Given exercise: Give every line of the data again, unchanged, but with no pictures.

* * * *

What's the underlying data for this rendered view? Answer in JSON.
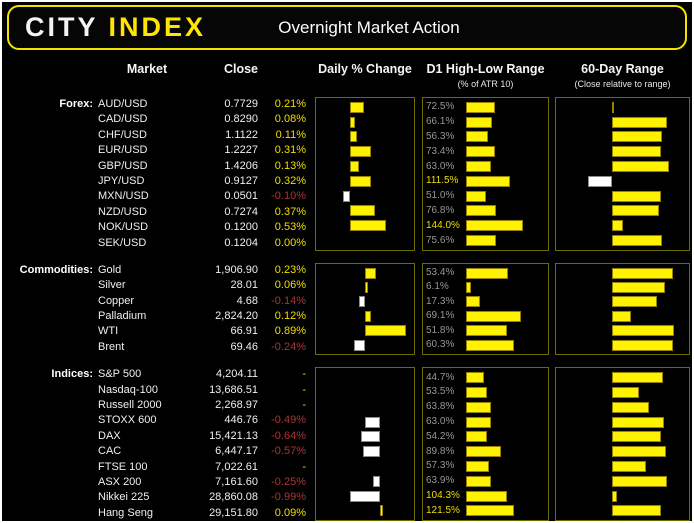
{
  "header": {
    "logo_city": "CITY",
    "logo_index": "INDEX",
    "title": "Overnight Market Action"
  },
  "columns": {
    "market": "Market",
    "close": "Close",
    "daily_change": "Daily % Change",
    "d1_range": "D1 High-Low Range",
    "d1_range_sub": "(% of ATR 10)",
    "range60": "60-Day Range",
    "range60_sub": "(Close relative to range)"
  },
  "colors": {
    "accent_yellow": "#FFE600",
    "bar_yellow": "#FFF200",
    "bar_white": "#FFFFFF",
    "positive_text": "#F2DE00",
    "negative_text": "#A93634",
    "d1_label_gray": "#969696",
    "d1_label_hot": "#F2DE00",
    "box_border": "#6E6A00",
    "background": "#000000"
  },
  "chart_data": {
    "type": "table",
    "r60_axis": {
      "min": -1,
      "max": 1,
      "zero_frac": 0.42
    },
    "sections": [
      {
        "id": "forex",
        "label": "Forex:",
        "daily_axis": {
          "min": -0.45,
          "max": 0.9
        },
        "d1_axis_max": 200,
        "rows": [
          {
            "market": "AUD/USD",
            "close": "0.7729",
            "change": 0.21,
            "change_label": "0.21%",
            "d1": 72.5,
            "d1_label": "72.5%",
            "r60": 0.03
          },
          {
            "market": "CAD/USD",
            "close": "0.8290",
            "change": 0.08,
            "change_label": "0.08%",
            "d1": 66.1,
            "d1_label": "66.1%",
            "r60": 0.86
          },
          {
            "market": "CHF/USD",
            "close": "1.1122",
            "change": 0.11,
            "change_label": "0.11%",
            "d1": 56.3,
            "d1_label": "56.3%",
            "r60": 0.79
          },
          {
            "market": "EUR/USD",
            "close": "1.2227",
            "change": 0.31,
            "change_label": "0.31%",
            "d1": 73.4,
            "d1_label": "73.4%",
            "r60": 0.76
          },
          {
            "market": "GBP/USD",
            "close": "1.4206",
            "change": 0.13,
            "change_label": "0.13%",
            "d1": 63.0,
            "d1_label": "63.0%",
            "r60": 0.89
          },
          {
            "market": "JPY/USD",
            "close": "0.9127",
            "change": 0.32,
            "change_label": "0.32%",
            "d1": 111.5,
            "d1_label": "111.5%",
            "r60": -0.39
          },
          {
            "market": "MXN/USD",
            "close": "0.0501",
            "change": -0.1,
            "change_label": "-0.10%",
            "d1": 51.0,
            "d1_label": "51.0%",
            "r60": 0.77
          },
          {
            "market": "NZD/USD",
            "close": "0.7274",
            "change": 0.37,
            "change_label": "0.37%",
            "d1": 76.8,
            "d1_label": "76.8%",
            "r60": 0.73
          },
          {
            "market": "NOK/USD",
            "close": "0.1200",
            "change": 0.53,
            "change_label": "0.53%",
            "d1": 144.0,
            "d1_label": "144.0%",
            "r60": 0.17
          },
          {
            "market": "SEK/USD",
            "close": "0.1204",
            "change": 0.0,
            "change_label": "0.00%",
            "d1": 75.6,
            "d1_label": "75.6%",
            "r60": 0.79
          }
        ]
      },
      {
        "id": "commodities",
        "label": "Commodities:",
        "daily_axis": {
          "min": -1.0,
          "max": 1.0
        },
        "d1_axis_max": 100,
        "rows": [
          {
            "market": "Gold",
            "close": "1,906.90",
            "change": 0.23,
            "change_label": "0.23%",
            "d1": 53.4,
            "d1_label": "53.4%",
            "r60": 0.95
          },
          {
            "market": "Silver",
            "close": "28.01",
            "change": 0.06,
            "change_label": "0.06%",
            "d1": 6.1,
            "d1_label": "6.1%",
            "r60": 0.83
          },
          {
            "market": "Copper",
            "close": "4.68",
            "change": -0.14,
            "change_label": "-0.14%",
            "d1": 17.3,
            "d1_label": "17.3%",
            "r60": 0.71
          },
          {
            "market": "Palladium",
            "close": "2,824.20",
            "change": 0.12,
            "change_label": "0.12%",
            "d1": 69.1,
            "d1_label": "69.1%",
            "r60": 0.29
          },
          {
            "market": "WTI",
            "close": "66.91",
            "change": 0.89,
            "change_label": "0.89%",
            "d1": 51.8,
            "d1_label": "51.8%",
            "r60": 0.97
          },
          {
            "market": "Brent",
            "close": "69.46",
            "change": -0.24,
            "change_label": "-0.24%",
            "d1": 60.3,
            "d1_label": "60.3%",
            "r60": 0.95
          }
        ]
      },
      {
        "id": "indices",
        "label": "Indices:",
        "daily_axis": {
          "min": -2.0,
          "max": 1.0
        },
        "d1_axis_max": 200,
        "rows": [
          {
            "market": "S&P 500",
            "close": "4,204.11",
            "change": null,
            "change_label": "-",
            "d1": 44.7,
            "d1_label": "44.7%",
            "r60": 0.8
          },
          {
            "market": "Nasdaq-100",
            "close": "13,686.51",
            "change": null,
            "change_label": "-",
            "d1": 53.5,
            "d1_label": "53.5%",
            "r60": 0.42
          },
          {
            "market": "Russell 2000",
            "close": "2,268.97",
            "change": null,
            "change_label": "-",
            "d1": 63.8,
            "d1_label": "63.8%",
            "r60": 0.58
          },
          {
            "market": "STOXX 600",
            "close": "446.76",
            "change": -0.49,
            "change_label": "-0.49%",
            "d1": 63.0,
            "d1_label": "63.0%",
            "r60": 0.82
          },
          {
            "market": "DAX",
            "close": "15,421.13",
            "change": -0.64,
            "change_label": "-0.64%",
            "d1": 54.2,
            "d1_label": "54.2%",
            "r60": 0.76
          },
          {
            "market": "CAC",
            "close": "6,447.17",
            "change": -0.57,
            "change_label": "-0.57%",
            "d1": 89.8,
            "d1_label": "89.8%",
            "r60": 0.85
          },
          {
            "market": "FTSE 100",
            "close": "7,022.61",
            "change": null,
            "change_label": "-",
            "d1": 57.3,
            "d1_label": "57.3%",
            "r60": 0.53
          },
          {
            "market": "ASX 200",
            "close": "7,161.60",
            "change": -0.25,
            "change_label": "-0.25%",
            "d1": 63.9,
            "d1_label": "63.9%",
            "r60": 0.86
          },
          {
            "market": "Nikkei 225",
            "close": "28,860.08",
            "change": -0.99,
            "change_label": "-0.99%",
            "d1": 104.3,
            "d1_label": "104.3%",
            "r60": 0.08
          },
          {
            "market": "Hang Seng",
            "close": "29,151.80",
            "change": 0.09,
            "change_label": "0.09%",
            "d1": 121.5,
            "d1_label": "121.5%",
            "r60": 0.77
          }
        ]
      }
    ]
  }
}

* * * *

Exercise output:
What's the underlying data for this rendered view? Answer in JSON.
{
  "header": {
    "logo_city": "CITY",
    "logo_index": "INDEX",
    "title": "Overnight Market Action"
  },
  "columns": {
    "market": "Market",
    "close": "Close",
    "daily_change": "Daily % Change",
    "d1_range": "D1 High-Low Range",
    "d1_range_sub": "(% of ATR 10)",
    "range60": "60-Day Range",
    "range60_sub": "(Close relative to range)"
  },
  "colors": {
    "accent_yellow": "#FFE600",
    "bar_yellow": "#FFF200",
    "bar_white": "#FFFFFF",
    "positive_text": "#F2DE00",
    "negative_text": "#A93634",
    "d1_label_gray": "#969696",
    "d1_label_hot": "#F2DE00",
    "box_border": "#6E6A00",
    "background": "#000000"
  },
  "chart_data": {
    "type": "table",
    "r60_axis": {
      "min": -1,
      "max": 1,
      "zero_frac": 0.42
    },
    "sections": [
      {
        "id": "forex",
        "label": "Forex:",
        "daily_axis": {
          "min": -0.45,
          "max": 0.9
        },
        "d1_axis_max": 200,
        "rows": [
          {
            "market": "AUD/USD",
            "close": "0.7729",
            "change": 0.21,
            "change_label": "0.21%",
            "d1": 72.5,
            "d1_label": "72.5%",
            "r60": 0.03
          },
          {
            "market": "CAD/USD",
            "close": "0.8290",
            "change": 0.08,
            "change_label": "0.08%",
            "d1": 66.1,
            "d1_label": "66.1%",
            "r60": 0.86
          },
          {
            "market": "CHF/USD",
            "close": "1.1122",
            "change": 0.11,
            "change_label": "0.11%",
            "d1": 56.3,
            "d1_label": "56.3%",
            "r60": 0.79
          },
          {
            "market": "EUR/USD",
            "close": "1.2227",
            "change": 0.31,
            "change_label": "0.31%",
            "d1": 73.4,
            "d1_label": "73.4%",
            "r60": 0.76
          },
          {
            "market": "GBP/USD",
            "close": "1.4206",
            "change": 0.13,
            "change_label": "0.13%",
            "d1": 63.0,
            "d1_label": "63.0%",
            "r60": 0.89
          },
          {
            "market": "JPY/USD",
            "close": "0.9127",
            "change": 0.32,
            "change_label": "0.32%",
            "d1": 111.5,
            "d1_label": "111.5%",
            "r60": -0.39
          },
          {
            "market": "MXN/USD",
            "close": "0.0501",
            "change": -0.1,
            "change_label": "-0.10%",
            "d1": 51.0,
            "d1_label": "51.0%",
            "r60": 0.77
          },
          {
            "market": "NZD/USD",
            "close": "0.7274",
            "change": 0.37,
            "change_label": "0.37%",
            "d1": 76.8,
            "d1_label": "76.8%",
            "r60": 0.73
          },
          {
            "market": "NOK/USD",
            "close": "0.1200",
            "change": 0.53,
            "change_label": "0.53%",
            "d1": 144.0,
            "d1_label": "144.0%",
            "r60": 0.17
          },
          {
            "market": "SEK/USD",
            "close": "0.1204",
            "change": 0.0,
            "change_label": "0.00%",
            "d1": 75.6,
            "d1_label": "75.6%",
            "r60": 0.79
          }
        ]
      },
      {
        "id": "commodities",
        "label": "Commodities:",
        "daily_axis": {
          "min": -1.0,
          "max": 1.0
        },
        "d1_axis_max": 100,
        "rows": [
          {
            "market": "Gold",
            "close": "1,906.90",
            "change": 0.23,
            "change_label": "0.23%",
            "d1": 53.4,
            "d1_label": "53.4%",
            "r60": 0.95
          },
          {
            "market": "Silver",
            "close": "28.01",
            "change": 0.06,
            "change_label": "0.06%",
            "d1": 6.1,
            "d1_label": "6.1%",
            "r60": 0.83
          },
          {
            "market": "Copper",
            "close": "4.68",
            "change": -0.14,
            "change_label": "-0.14%",
            "d1": 17.3,
            "d1_label": "17.3%",
            "r60": 0.71
          },
          {
            "market": "Palladium",
            "close": "2,824.20",
            "change": 0.12,
            "change_label": "0.12%",
            "d1": 69.1,
            "d1_label": "69.1%",
            "r60": 0.29
          },
          {
            "market": "WTI",
            "close": "66.91",
            "change": 0.89,
            "change_label": "0.89%",
            "d1": 51.8,
            "d1_label": "51.8%",
            "r60": 0.97
          },
          {
            "market": "Brent",
            "close": "69.46",
            "change": -0.24,
            "change_label": "-0.24%",
            "d1": 60.3,
            "d1_label": "60.3%",
            "r60": 0.95
          }
        ]
      },
      {
        "id": "indices",
        "label": "Indices:",
        "daily_axis": {
          "min": -2.0,
          "max": 1.0
        },
        "d1_axis_max": 200,
        "rows": [
          {
            "market": "S&P 500",
            "close": "4,204.11",
            "change": null,
            "change_label": "-",
            "d1": 44.7,
            "d1_label": "44.7%",
            "r60": 0.8
          },
          {
            "market": "Nasdaq-100",
            "close": "13,686.51",
            "change": null,
            "change_label": "-",
            "d1": 53.5,
            "d1_label": "53.5%",
            "r60": 0.42
          },
          {
            "market": "Russell 2000",
            "close": "2,268.97",
            "change": null,
            "change_label": "-",
            "d1": 63.8,
            "d1_label": "63.8%",
            "r60": 0.58
          },
          {
            "market": "STOXX 600",
            "close": "446.76",
            "change": -0.49,
            "change_label": "-0.49%",
            "d1": 63.0,
            "d1_label": "63.0%",
            "r60": 0.82
          },
          {
            "market": "DAX",
            "close": "15,421.13",
            "change": -0.64,
            "change_label": "-0.64%",
            "d1": 54.2,
            "d1_label": "54.2%",
            "r60": 0.76
          },
          {
            "market": "CAC",
            "close": "6,447.17",
            "change": -0.57,
            "change_label": "-0.57%",
            "d1": 89.8,
            "d1_label": "89.8%",
            "r60": 0.85
          },
          {
            "market": "FTSE 100",
            "close": "7,022.61",
            "change": null,
            "change_label": "-",
            "d1": 57.3,
            "d1_label": "57.3%",
            "r60": 0.53
          },
          {
            "market": "ASX 200",
            "close": "7,161.60",
            "change": -0.25,
            "change_label": "-0.25%",
            "d1": 63.9,
            "d1_label": "63.9%",
            "r60": 0.86
          },
          {
            "market": "Nikkei 225",
            "close": "28,860.08",
            "change": -0.99,
            "change_label": "-0.99%",
            "d1": 104.3,
            "d1_label": "104.3%",
            "r60": 0.08
          },
          {
            "market": "Hang Seng",
            "close": "29,151.80",
            "change": 0.09,
            "change_label": "0.09%",
            "d1": 121.5,
            "d1_label": "121.5%",
            "r60": 0.77
          }
        ]
      }
    ]
  }
}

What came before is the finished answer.